Check every line of the entries below for the word "launch", and copy the ones that have it.

====== Dataset rows ======

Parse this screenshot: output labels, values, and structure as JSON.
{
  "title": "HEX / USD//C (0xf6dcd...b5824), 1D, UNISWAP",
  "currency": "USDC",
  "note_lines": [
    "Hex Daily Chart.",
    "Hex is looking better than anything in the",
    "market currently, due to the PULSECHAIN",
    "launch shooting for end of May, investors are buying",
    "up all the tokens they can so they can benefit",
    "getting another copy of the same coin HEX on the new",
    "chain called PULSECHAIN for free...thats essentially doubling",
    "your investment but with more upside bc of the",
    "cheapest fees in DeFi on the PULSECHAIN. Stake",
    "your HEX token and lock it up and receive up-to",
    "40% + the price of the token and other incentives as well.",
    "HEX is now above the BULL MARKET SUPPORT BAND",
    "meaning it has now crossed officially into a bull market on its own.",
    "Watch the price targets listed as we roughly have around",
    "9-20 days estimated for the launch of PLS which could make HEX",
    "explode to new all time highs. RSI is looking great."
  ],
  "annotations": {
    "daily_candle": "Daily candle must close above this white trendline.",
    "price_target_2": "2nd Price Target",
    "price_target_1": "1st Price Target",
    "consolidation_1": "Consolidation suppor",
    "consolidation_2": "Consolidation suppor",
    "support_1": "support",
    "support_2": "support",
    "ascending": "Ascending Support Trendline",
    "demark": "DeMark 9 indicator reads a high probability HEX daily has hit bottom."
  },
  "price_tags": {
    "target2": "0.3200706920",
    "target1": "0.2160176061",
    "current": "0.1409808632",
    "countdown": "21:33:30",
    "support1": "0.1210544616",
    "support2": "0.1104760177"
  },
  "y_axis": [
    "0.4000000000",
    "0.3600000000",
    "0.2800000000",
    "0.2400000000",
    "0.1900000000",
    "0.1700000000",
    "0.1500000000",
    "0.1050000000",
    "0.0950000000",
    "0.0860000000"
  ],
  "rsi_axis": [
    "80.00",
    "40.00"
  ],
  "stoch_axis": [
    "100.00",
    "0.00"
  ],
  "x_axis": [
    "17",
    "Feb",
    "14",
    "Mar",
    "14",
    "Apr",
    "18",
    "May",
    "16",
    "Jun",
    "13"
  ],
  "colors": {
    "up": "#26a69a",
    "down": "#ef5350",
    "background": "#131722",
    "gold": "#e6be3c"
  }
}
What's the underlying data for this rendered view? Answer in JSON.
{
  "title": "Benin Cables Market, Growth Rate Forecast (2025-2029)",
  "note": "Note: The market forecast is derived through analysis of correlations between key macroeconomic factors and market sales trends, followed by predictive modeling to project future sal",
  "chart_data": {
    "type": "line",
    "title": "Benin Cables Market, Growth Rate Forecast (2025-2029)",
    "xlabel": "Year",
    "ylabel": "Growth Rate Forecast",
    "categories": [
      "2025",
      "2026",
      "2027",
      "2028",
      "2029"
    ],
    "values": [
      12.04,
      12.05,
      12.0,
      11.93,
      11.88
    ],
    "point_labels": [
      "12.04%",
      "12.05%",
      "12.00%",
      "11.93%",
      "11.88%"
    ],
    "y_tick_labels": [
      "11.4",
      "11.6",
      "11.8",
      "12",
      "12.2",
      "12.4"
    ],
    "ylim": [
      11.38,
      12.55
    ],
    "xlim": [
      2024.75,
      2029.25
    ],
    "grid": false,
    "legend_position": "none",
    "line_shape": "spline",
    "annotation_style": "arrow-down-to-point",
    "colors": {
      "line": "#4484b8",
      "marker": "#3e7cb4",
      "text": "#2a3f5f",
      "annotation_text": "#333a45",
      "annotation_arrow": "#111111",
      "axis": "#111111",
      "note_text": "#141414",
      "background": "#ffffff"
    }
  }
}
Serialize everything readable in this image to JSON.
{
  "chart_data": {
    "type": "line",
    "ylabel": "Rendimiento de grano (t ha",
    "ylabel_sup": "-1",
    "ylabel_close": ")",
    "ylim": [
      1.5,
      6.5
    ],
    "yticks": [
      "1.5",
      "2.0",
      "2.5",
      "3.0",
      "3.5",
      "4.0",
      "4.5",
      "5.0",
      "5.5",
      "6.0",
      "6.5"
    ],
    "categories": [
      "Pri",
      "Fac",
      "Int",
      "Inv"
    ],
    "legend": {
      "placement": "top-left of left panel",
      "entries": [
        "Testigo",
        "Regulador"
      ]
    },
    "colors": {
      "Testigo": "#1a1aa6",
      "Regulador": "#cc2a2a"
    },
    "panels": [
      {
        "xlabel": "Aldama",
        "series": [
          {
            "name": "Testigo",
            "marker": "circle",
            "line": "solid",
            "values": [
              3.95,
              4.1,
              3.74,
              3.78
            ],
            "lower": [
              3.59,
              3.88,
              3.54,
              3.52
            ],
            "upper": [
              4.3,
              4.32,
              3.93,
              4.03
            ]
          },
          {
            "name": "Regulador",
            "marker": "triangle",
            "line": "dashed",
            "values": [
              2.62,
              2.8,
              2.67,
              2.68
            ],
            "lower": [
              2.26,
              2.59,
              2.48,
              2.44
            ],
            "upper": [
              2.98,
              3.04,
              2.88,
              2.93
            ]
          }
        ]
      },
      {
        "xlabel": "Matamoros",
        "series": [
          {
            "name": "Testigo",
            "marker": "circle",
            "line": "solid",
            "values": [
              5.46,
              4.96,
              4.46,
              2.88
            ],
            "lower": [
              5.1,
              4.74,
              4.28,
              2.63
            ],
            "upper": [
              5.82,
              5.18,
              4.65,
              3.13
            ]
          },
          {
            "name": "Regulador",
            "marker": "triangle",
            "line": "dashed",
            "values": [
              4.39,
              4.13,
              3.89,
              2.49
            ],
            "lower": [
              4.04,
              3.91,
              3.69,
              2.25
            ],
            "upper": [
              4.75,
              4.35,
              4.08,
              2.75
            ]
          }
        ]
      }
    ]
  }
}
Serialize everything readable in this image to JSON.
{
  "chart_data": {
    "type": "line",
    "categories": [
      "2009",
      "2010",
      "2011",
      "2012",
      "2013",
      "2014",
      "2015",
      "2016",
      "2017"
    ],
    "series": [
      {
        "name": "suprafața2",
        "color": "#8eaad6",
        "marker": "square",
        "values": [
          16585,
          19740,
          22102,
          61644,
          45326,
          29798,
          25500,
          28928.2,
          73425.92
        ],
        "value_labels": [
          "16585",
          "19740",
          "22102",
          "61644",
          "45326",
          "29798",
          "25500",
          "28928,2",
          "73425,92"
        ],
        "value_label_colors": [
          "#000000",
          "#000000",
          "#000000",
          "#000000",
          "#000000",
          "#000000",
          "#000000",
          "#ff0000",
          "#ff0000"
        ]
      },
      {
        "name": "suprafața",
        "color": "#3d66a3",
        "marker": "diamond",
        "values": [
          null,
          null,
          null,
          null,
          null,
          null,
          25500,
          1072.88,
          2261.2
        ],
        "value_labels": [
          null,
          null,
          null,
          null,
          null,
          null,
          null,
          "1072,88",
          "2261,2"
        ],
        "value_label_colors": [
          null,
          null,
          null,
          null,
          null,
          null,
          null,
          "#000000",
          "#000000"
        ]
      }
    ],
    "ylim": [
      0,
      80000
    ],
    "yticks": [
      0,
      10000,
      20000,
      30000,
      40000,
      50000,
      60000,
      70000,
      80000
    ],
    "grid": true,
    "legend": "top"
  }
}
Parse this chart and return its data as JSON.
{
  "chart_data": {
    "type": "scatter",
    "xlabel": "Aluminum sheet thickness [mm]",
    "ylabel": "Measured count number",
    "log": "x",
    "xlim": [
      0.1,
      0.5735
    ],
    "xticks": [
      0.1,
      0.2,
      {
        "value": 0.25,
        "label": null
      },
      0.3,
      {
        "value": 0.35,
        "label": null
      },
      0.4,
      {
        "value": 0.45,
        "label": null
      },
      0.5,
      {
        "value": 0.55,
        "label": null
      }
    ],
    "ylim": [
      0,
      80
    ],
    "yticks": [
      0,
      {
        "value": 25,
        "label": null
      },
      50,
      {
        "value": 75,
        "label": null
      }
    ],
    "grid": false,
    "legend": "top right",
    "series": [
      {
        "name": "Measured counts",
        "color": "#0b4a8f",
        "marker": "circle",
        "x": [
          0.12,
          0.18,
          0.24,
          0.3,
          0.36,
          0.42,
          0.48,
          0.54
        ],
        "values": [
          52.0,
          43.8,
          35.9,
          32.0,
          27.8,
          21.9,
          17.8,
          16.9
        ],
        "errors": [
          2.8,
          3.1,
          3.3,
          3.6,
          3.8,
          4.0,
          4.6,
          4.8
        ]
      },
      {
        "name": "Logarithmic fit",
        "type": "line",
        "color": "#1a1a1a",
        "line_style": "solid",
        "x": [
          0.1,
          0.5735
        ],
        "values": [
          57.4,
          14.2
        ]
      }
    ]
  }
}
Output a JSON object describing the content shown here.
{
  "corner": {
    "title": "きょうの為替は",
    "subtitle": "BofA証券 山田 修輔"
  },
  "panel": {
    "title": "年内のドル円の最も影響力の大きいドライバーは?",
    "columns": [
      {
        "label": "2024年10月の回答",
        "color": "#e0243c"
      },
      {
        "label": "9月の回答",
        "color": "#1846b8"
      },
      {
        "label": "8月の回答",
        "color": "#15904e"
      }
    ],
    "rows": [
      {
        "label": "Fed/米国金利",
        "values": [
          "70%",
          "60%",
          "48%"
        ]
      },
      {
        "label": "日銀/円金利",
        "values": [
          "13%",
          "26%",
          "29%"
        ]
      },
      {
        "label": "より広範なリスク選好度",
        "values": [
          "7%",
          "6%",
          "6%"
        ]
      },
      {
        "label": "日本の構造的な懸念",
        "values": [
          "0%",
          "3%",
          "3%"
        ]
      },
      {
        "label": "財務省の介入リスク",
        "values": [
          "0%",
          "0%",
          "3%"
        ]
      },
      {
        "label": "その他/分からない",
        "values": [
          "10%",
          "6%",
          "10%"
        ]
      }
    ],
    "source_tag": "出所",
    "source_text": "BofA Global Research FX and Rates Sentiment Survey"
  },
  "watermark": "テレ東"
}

======

Full response =>
    "launch shooting for end of May, investors are buying",
    "9-20 days estimated for the launch of PLS which could make HEX",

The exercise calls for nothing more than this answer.